(Task requirements) Copy the data verbatim from its first line down through the line containing "x-tick-label: 2022: [685, 423, 714, 438]", and include that line.

□ □ □

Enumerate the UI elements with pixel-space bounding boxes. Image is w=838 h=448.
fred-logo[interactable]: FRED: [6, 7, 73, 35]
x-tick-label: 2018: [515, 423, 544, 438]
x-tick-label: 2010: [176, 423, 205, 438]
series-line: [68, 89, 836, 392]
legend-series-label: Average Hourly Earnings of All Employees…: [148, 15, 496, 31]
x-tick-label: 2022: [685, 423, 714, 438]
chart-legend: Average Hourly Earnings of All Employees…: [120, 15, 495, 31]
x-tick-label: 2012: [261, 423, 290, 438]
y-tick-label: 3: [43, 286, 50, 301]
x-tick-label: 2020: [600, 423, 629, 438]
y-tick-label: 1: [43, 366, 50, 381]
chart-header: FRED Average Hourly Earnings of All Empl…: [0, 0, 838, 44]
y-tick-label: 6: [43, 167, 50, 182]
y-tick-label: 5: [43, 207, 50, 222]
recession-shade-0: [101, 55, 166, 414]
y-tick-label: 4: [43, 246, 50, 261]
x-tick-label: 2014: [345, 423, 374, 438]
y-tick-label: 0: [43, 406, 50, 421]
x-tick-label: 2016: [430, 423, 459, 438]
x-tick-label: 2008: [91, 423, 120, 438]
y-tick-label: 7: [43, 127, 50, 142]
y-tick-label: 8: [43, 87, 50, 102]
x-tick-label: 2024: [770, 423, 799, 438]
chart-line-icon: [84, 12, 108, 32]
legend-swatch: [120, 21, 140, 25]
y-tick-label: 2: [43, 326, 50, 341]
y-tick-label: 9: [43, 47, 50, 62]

□ □ □

(Correct response)
Enumerate the UI elements with pixel-space bounding boxes. Image is w=838 h=448.
fred-logo[interactable]: FRED: [6, 7, 73, 35]
x-tick-label: 2018: [515, 423, 544, 438]
x-tick-label: 2010: [176, 423, 205, 438]
series-line: [68, 89, 836, 392]
legend-series-label: Average Hourly Earnings of All Employees…: [148, 15, 496, 31]
x-tick-label: 2022: [685, 423, 714, 438]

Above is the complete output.